## EXERCISE GOAL
Wherever the word "একসময" appears in a line, copy that line.

-- Start RECORDS FOR THIS EXERCISE --

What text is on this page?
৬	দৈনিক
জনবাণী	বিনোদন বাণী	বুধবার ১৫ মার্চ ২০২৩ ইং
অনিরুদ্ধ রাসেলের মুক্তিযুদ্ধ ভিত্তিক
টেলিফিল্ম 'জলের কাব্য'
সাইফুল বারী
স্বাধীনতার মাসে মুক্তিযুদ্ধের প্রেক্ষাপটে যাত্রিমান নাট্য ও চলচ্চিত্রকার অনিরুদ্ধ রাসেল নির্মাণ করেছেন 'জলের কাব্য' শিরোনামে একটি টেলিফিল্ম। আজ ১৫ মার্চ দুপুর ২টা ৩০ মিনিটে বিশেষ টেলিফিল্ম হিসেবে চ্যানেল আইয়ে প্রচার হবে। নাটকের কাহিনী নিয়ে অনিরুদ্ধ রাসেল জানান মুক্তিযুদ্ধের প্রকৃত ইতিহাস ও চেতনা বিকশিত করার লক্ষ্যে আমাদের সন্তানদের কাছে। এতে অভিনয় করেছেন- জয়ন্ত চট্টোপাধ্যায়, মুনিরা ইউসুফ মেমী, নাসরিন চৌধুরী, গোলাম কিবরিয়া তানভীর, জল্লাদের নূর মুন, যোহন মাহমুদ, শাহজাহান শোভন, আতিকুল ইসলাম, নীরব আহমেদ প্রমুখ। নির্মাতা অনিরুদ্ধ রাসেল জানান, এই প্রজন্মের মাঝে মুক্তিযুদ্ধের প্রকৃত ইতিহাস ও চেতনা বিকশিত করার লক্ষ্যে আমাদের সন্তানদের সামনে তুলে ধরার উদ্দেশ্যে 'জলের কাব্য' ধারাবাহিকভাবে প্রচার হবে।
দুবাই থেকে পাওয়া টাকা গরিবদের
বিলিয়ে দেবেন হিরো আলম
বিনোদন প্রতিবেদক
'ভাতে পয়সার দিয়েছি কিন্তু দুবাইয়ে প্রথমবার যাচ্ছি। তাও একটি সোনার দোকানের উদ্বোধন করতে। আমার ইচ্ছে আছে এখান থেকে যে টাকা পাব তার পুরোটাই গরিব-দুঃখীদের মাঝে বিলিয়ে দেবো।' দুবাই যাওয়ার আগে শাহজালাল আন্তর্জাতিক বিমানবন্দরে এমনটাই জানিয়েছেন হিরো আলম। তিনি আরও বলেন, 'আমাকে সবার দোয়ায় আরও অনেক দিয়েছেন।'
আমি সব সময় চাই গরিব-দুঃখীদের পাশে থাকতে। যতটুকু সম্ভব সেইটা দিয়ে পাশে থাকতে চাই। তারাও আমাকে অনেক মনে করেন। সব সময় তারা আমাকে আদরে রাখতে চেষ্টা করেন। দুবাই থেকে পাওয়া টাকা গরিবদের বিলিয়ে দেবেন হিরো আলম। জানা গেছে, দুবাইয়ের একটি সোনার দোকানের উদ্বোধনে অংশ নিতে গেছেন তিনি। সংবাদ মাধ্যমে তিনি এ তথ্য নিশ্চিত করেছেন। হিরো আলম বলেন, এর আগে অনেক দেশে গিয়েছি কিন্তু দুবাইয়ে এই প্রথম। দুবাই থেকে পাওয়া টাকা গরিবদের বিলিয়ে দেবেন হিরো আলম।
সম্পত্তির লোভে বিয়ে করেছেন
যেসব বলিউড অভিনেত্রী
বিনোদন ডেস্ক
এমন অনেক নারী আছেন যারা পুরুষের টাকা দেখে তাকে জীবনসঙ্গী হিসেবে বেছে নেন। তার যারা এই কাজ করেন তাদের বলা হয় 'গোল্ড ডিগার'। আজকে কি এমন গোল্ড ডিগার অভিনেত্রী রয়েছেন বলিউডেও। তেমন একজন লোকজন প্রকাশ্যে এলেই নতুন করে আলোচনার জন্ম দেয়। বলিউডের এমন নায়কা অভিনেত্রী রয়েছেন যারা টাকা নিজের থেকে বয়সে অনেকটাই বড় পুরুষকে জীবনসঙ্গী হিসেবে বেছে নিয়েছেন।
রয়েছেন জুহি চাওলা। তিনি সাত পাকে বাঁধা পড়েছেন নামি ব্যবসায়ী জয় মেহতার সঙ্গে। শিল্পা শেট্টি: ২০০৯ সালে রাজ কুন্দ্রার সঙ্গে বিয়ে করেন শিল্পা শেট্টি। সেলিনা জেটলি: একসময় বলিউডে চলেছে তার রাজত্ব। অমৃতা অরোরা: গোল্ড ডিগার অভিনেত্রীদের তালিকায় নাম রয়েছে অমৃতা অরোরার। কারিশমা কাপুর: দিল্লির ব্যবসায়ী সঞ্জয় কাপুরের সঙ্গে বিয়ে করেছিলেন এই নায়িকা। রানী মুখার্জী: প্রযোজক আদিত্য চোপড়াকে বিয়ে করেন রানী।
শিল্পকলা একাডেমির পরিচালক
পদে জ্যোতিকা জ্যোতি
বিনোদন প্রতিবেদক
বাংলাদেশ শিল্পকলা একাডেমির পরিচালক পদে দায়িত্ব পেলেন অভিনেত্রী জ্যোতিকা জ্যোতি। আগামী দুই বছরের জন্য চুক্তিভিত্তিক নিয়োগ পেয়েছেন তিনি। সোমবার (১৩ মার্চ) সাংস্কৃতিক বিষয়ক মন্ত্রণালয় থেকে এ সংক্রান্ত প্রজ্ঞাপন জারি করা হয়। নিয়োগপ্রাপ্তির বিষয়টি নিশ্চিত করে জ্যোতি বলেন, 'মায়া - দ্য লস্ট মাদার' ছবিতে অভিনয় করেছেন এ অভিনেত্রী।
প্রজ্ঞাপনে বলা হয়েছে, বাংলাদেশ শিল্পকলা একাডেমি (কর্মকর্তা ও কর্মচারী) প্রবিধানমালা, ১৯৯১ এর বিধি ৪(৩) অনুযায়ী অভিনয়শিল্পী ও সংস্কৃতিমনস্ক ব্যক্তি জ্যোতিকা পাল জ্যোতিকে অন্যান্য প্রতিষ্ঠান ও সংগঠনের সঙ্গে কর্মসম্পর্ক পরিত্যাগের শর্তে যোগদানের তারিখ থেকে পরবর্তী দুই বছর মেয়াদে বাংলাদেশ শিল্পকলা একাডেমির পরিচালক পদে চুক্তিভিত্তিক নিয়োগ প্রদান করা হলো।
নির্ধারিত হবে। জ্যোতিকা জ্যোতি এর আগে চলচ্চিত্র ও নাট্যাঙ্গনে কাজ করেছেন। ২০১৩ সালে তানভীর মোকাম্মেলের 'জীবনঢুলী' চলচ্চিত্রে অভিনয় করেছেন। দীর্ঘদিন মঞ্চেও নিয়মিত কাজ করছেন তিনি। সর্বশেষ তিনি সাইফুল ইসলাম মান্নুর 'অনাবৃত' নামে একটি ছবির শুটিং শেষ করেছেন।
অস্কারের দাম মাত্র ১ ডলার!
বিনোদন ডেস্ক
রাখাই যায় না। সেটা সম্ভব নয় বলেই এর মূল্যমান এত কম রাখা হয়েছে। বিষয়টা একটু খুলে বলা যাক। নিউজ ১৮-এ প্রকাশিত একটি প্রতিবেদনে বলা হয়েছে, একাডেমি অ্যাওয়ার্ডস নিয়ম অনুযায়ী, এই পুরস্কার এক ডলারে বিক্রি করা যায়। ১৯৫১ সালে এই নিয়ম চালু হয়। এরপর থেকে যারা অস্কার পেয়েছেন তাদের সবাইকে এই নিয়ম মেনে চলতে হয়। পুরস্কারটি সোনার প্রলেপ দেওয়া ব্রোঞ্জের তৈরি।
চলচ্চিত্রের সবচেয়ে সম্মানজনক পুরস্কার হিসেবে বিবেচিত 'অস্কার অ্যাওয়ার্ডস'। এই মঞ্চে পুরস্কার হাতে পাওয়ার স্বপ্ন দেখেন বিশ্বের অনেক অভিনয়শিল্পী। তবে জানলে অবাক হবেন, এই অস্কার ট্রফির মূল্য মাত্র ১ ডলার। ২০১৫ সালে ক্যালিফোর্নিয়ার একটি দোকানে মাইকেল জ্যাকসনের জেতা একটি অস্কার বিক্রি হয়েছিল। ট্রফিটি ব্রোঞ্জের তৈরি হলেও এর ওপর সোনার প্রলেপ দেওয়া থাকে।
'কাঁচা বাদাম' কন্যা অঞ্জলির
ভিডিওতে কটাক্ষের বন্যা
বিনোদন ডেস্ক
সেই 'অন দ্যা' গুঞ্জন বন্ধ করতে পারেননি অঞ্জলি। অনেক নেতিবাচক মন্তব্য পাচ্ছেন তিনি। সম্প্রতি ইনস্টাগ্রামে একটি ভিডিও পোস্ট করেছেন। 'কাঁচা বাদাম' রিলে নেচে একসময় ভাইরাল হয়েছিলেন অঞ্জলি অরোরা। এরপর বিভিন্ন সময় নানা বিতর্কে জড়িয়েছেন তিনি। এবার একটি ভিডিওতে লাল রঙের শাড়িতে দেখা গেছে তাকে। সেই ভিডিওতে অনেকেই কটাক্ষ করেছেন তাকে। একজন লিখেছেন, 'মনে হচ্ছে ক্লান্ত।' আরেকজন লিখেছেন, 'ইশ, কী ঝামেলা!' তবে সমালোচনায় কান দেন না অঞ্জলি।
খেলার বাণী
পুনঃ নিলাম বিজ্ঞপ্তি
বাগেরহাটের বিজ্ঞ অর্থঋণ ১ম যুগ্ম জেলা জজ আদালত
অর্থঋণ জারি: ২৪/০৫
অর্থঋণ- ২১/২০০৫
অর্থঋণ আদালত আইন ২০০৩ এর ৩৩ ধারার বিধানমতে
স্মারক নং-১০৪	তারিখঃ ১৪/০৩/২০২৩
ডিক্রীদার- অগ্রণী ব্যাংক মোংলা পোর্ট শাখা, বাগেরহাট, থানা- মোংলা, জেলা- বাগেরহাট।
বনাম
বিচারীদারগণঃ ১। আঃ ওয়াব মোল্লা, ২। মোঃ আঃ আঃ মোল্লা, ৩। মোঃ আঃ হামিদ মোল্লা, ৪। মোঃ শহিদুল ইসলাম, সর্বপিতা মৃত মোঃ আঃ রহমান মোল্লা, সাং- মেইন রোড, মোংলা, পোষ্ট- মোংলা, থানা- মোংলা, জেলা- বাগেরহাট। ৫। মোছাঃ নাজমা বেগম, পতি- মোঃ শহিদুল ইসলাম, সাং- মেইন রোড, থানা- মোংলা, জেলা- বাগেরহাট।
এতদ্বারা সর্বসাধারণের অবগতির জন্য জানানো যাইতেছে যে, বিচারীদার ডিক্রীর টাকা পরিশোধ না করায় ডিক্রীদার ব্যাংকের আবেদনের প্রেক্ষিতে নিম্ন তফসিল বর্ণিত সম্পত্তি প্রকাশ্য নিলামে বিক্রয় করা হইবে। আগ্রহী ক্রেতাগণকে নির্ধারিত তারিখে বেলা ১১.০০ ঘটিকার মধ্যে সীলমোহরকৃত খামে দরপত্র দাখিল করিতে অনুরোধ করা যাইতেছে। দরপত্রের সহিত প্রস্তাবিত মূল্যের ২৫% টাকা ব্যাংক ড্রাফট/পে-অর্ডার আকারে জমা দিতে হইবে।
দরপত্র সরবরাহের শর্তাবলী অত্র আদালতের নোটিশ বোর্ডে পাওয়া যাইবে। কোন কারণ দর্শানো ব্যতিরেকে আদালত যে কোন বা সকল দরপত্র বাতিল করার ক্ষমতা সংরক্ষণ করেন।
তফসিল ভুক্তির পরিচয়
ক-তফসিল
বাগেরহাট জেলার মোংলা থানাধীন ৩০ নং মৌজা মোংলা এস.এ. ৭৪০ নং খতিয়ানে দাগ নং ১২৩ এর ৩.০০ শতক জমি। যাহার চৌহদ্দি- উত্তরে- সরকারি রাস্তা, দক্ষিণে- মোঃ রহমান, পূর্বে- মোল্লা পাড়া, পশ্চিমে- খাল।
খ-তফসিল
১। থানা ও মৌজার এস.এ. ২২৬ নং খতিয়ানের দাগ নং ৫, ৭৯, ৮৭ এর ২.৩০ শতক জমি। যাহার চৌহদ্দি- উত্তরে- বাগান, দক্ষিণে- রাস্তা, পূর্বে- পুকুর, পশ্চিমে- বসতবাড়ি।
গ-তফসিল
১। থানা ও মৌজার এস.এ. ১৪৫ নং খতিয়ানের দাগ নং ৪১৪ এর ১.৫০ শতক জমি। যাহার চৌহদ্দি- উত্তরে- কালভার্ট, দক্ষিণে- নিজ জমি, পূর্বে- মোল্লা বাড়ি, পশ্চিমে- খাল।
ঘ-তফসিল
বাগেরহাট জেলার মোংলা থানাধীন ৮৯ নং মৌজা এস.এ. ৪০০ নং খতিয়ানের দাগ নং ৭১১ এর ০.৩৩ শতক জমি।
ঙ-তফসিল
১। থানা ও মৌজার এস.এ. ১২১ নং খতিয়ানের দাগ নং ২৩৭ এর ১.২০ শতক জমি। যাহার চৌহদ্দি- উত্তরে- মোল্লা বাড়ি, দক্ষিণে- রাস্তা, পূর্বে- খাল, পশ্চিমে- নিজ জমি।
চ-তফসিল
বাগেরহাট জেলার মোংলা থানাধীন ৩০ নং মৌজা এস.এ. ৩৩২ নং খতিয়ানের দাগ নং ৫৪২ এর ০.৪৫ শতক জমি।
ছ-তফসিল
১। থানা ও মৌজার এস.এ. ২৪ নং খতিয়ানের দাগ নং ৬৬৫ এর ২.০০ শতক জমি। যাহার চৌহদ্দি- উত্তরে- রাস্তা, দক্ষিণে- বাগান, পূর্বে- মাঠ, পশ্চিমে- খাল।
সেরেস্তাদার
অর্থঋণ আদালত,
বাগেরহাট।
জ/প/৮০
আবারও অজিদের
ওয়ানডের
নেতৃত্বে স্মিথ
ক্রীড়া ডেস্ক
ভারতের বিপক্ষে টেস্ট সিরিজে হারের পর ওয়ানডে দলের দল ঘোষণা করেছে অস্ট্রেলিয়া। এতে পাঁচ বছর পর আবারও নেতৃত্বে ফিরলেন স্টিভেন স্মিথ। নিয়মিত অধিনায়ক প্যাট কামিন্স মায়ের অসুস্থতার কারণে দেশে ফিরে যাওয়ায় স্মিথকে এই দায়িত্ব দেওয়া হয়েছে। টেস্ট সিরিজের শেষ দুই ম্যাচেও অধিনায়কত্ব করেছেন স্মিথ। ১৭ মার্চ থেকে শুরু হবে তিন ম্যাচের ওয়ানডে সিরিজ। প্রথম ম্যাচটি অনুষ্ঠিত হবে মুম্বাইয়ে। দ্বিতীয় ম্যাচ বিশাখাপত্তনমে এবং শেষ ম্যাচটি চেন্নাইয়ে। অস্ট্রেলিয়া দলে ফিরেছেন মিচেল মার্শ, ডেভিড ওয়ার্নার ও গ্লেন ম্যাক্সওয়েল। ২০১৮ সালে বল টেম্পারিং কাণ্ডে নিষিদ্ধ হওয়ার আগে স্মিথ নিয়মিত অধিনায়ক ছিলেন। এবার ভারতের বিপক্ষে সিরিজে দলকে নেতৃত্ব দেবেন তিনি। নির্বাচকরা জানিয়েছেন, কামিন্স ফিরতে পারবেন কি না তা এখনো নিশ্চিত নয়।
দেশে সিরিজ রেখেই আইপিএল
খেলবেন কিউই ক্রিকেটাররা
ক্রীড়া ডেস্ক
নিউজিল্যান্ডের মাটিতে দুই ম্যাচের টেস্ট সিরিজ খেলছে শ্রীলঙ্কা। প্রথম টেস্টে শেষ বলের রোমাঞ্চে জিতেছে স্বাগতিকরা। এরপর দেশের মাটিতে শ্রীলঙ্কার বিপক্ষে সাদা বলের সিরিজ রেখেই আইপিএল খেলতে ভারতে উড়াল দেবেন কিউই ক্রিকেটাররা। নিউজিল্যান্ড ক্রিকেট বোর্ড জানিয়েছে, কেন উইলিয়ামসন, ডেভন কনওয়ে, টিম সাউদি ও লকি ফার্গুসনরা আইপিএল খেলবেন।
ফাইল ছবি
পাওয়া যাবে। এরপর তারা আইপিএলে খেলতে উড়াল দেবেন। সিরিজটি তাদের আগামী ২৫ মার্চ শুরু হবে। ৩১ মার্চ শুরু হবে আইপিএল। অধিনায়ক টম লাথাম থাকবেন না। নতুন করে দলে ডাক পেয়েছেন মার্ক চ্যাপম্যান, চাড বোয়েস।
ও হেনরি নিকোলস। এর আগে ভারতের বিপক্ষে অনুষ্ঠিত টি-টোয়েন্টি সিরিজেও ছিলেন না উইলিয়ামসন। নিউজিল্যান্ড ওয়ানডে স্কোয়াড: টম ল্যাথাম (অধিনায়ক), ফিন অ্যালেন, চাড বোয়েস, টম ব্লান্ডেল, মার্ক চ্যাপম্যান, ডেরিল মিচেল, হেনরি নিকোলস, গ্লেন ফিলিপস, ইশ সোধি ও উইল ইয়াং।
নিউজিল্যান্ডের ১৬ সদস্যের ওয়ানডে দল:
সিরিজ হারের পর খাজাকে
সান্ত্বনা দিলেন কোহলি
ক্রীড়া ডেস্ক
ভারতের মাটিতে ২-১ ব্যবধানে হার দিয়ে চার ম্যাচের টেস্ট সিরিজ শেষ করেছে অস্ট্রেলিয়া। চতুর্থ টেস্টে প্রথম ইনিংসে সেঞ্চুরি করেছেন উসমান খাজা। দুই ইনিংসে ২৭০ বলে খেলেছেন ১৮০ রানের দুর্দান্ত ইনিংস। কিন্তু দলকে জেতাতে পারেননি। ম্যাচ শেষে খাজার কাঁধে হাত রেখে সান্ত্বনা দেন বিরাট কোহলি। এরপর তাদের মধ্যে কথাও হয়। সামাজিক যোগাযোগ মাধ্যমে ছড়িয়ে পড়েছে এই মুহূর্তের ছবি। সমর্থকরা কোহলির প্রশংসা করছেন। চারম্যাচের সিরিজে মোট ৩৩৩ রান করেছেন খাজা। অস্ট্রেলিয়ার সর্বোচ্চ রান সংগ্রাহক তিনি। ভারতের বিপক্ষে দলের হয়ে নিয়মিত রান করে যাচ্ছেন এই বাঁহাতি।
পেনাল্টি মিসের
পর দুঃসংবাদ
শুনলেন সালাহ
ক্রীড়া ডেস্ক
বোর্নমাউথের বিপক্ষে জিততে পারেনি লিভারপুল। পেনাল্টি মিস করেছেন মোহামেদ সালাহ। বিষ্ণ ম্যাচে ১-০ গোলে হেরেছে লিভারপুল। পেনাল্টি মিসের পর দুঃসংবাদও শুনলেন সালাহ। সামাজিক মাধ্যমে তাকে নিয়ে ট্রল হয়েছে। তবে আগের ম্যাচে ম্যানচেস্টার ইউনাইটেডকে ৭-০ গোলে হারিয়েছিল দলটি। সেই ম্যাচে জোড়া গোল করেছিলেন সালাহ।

-- End RECORDS FOR THIS EXERCISE --

## RESULT
রয়েছেন জুহি চাওলা। তিনি সাত পাকে বাঁধা পড়েছেন নামি ব্যবসায়ী জয় মেহতার সঙ্গে। শিল্পা শেট্টি: ২০০৯ সালে রাজ কুন্দ্রার সঙ্গে বিয়ে করেন শিল্পা শেট্টি। সেলিনা জেটলি: একসময় বলিউডে চলেছে তার রাজত্ব। অমৃতা অরোরা: গোল্ড ডিগার অভিনেত্রীদের তালিকায় নাম রয়েছে অমৃতা অরোরার। কারিশমা কাপুর: দিল্লির ব্যবসায়ী সঞ্জয় কাপুরের সঙ্গে বিয়ে করেছিলেন এই নায়িকা। রানী মুখার্জী: প্রযোজক আদিত্য চোপড়াকে বিয়ে করেন রানী।
সেই 'অন দ্যা' গুঞ্জন বন্ধ করতে পারেননি অঞ্জলি। অনেক নেতিবাচক মন্তব্য পাচ্ছেন তিনি। সম্প্রতি ইনস্টাগ্রামে একটি ভিডিও পোস্ট করেছেন। 'কাঁচা বাদাম' রিলে নেচে একসময় ভাইরাল হয়েছিলেন অঞ্জলি অরোরা। এরপর বিভিন্ন সময় নানা বিতর্কে জড়িয়েছেন তিনি। এবার একটি ভিডিওতে লাল রঙের শাড়িতে দেখা গেছে তাকে। সেই ভিডিওতে অনেকেই কটাক্ষ করেছেন তাকে। একজন লিখেছেন, 'মনে হচ্ছে ক্লান্ত।' আরেকজন লিখেছেন, 'ইশ, কী ঝামেলা!' তবে সমালোচনায় কান দেন না অঞ্জলি।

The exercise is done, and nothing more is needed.